The Daily Dahlia

Following James Elroy’s wondeful study of a gruesome murder in 50s L.A., The Black Dahlia, crime hackette Lynda La Plante has written a money-spinning rip-off called The Red Dahlia, set fifty years after the first murder, timed to coincide with the release of the Scarlett Johansen movie and plagiarising large portions of its illustrious predecessor (I’ve not read the book, I’m just assuming this). However, La Plante has missed out a key part of Elroy’s fiction, which is slight references to a recognisable and real popular character involved on the peripheries of the plot, and also a touch of corrupted authority. Which is why I present to you this day this exclusive excerpt from my forthcoming novellete / vpdodcast / mystery play “Joseph And The Amazing Technicolour Dahlia”;

Joseph enters the room. His shaggy knuckles are pulling together his shabby multicoloured coat of dreams and he’s obviously drunk; stumbling, mumbling, filthy. He could even be a journalist.

Joseph: “A crash of drums, ugh, dum-de-dum, a flash of li-ur-hic, I need a shite, yarr, balls.”

## Problem set
- A) Set down word for word the part of the Dahlia post that begins at the words "Joseph enters the" and stops after "be a journalist.".
- B) Resume the Dahlia post after its final line and write what comes next in the same voice.

## Records supplied
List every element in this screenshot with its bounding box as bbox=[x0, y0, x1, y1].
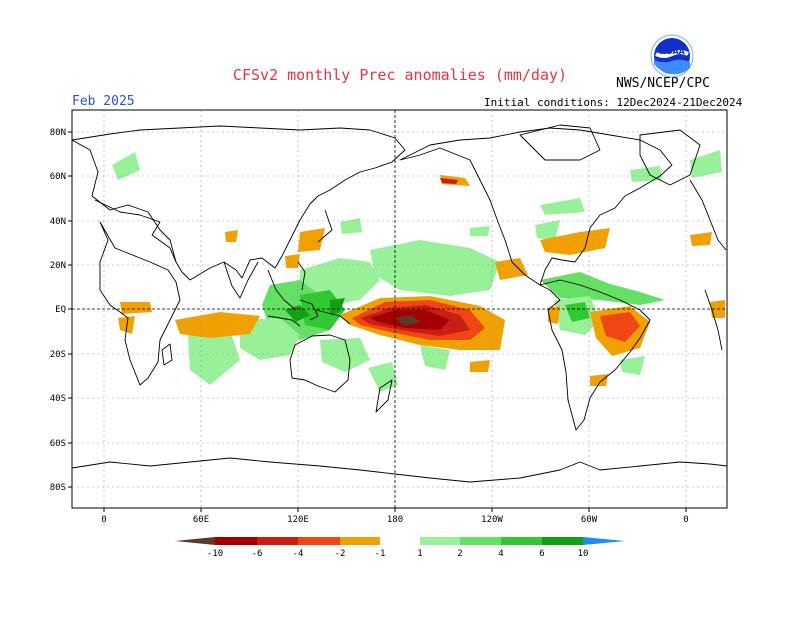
forecast-month: Feb 2025 bbox=[72, 94, 135, 109]
lon-label: 60E bbox=[193, 515, 209, 525]
lon-label: 180 bbox=[387, 515, 403, 525]
chart-title: CFSv2 monthly Prec anomalies (mm/day) bbox=[232, 66, 568, 84]
legend-swatch-dry-extreme bbox=[175, 537, 215, 545]
lon-label: 120E bbox=[287, 515, 309, 525]
lon-label: 60W bbox=[581, 515, 598, 525]
lon-labels: 0 60E 120E 180 120W 60W 0 bbox=[101, 515, 688, 525]
legend-label: 2 bbox=[457, 549, 462, 559]
lat-label: 60S bbox=[50, 439, 66, 449]
lat-label: 60N bbox=[50, 172, 66, 182]
lon-ticks bbox=[103, 508, 687, 512]
legend-label: -2 bbox=[335, 549, 346, 559]
legend-swatch-neutral bbox=[380, 537, 420, 545]
legend-label: 1 bbox=[417, 549, 422, 559]
legend-swatches bbox=[175, 537, 625, 545]
lat-label: 80N bbox=[50, 128, 66, 138]
legend-swatch-wet-2 bbox=[460, 537, 501, 545]
lat-label: 20S bbox=[50, 350, 66, 360]
legend-label: 10 bbox=[578, 549, 589, 559]
agency-label: NWS/NCEP/CPC bbox=[616, 76, 710, 91]
legend-label: 4 bbox=[498, 549, 503, 559]
lon-label: 0 bbox=[683, 515, 688, 525]
lon-label: 120W bbox=[481, 515, 503, 525]
lat-label: 40S bbox=[50, 394, 66, 404]
initial-conditions: Initial conditions: 12Dec2024-21Dec2024 bbox=[484, 96, 743, 109]
lat-label: EQ bbox=[55, 305, 66, 315]
legend-swatch-wet-6 bbox=[542, 537, 583, 545]
lat-label: 20N bbox=[50, 261, 66, 271]
legend-swatch-wet-4 bbox=[501, 537, 542, 545]
legend-label: -4 bbox=[293, 549, 304, 559]
legend-label: 6 bbox=[539, 549, 544, 559]
lat-label: 40N bbox=[50, 217, 66, 227]
legend-swatch-dry-4 bbox=[298, 537, 340, 545]
legend-swatch-dry-6 bbox=[257, 537, 298, 545]
legend-label: -6 bbox=[252, 549, 263, 559]
graticule bbox=[72, 110, 727, 508]
coastlines bbox=[71, 124, 728, 483]
legend-swatch-dry-10 bbox=[215, 537, 257, 545]
lat-ticks bbox=[68, 131, 72, 488]
noaa-logo-text: NOAA bbox=[659, 47, 685, 56]
lon-label: 0 bbox=[101, 515, 106, 525]
legend-label: -10 bbox=[207, 549, 223, 559]
legend-swatch-dry-2 bbox=[340, 537, 380, 545]
legend-swatch-wet-extreme bbox=[583, 537, 625, 545]
legend-swatch-wet-1 bbox=[420, 537, 460, 545]
dry-anomalies bbox=[118, 175, 725, 386]
legend-label: -1 bbox=[375, 549, 386, 559]
noaa-logo: NOAA bbox=[650, 34, 694, 78]
lat-labels: 80N 60N 40N 20N EQ 20S 40S 60S 80S bbox=[50, 128, 66, 493]
equator-dateline bbox=[72, 110, 727, 508]
lat-label: 80S bbox=[50, 483, 66, 493]
legend-labels: -10 -6 -4 -2 -1 1 2 4 6 10 bbox=[207, 549, 589, 559]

## Answers per task
- A)
Joseph enters the room. His shaggy knuckles are pulling together his shabby multicoloured coat of dreams and he’s obviously drunk; stumbling, mumbling, filthy. He could even be a journalist.

- B)
Joseph collapses in a corner, his brothers sell his sleeping body to slave traders, he travels to Egypt where he narrowly avoids being blown up by Arab extremists / Israeli pre-emptive surprise airstrikes / errant Western Cruise Missiles and becomes advisor to the democratically elected Pharoah Godking III The Shit, before being reconciled to his randy father and brothers in a touching scene (Warning: no touching). Whilst Joseph is dozing one day, his wife sells his magic hair to a passing salesperson/genie/disguised grand vizier, removing the gift of hard-drinking that has allowed him to charm/booze his way to success in the court of The Shit. After disgracing himself at a state banquet, he is expelled and narrowly avoids becoming a lion’s dinner in the arena by showing off his excellent manicure skills, before wandering out onto the streets, drunken, where he is accosted in exactly the same manner as before by a passing flowerseller. She reaches out to the erstwhile bigwig’s drunken figure, holding in her hand a bushy tuberous perennial which she hopes to exchange for goods or indeed services.

Passing Flower Salesperson “Excuse me sir, would you like a flower?”
Joseph proceeds to vomit copiously over the poor flowerseller’s bloom, turning it a variety of shades depending on which course of his fantastic banquet he is regurgitating. It is hence technicolour and also amazing so our story can
End.

I expect this to sell millions.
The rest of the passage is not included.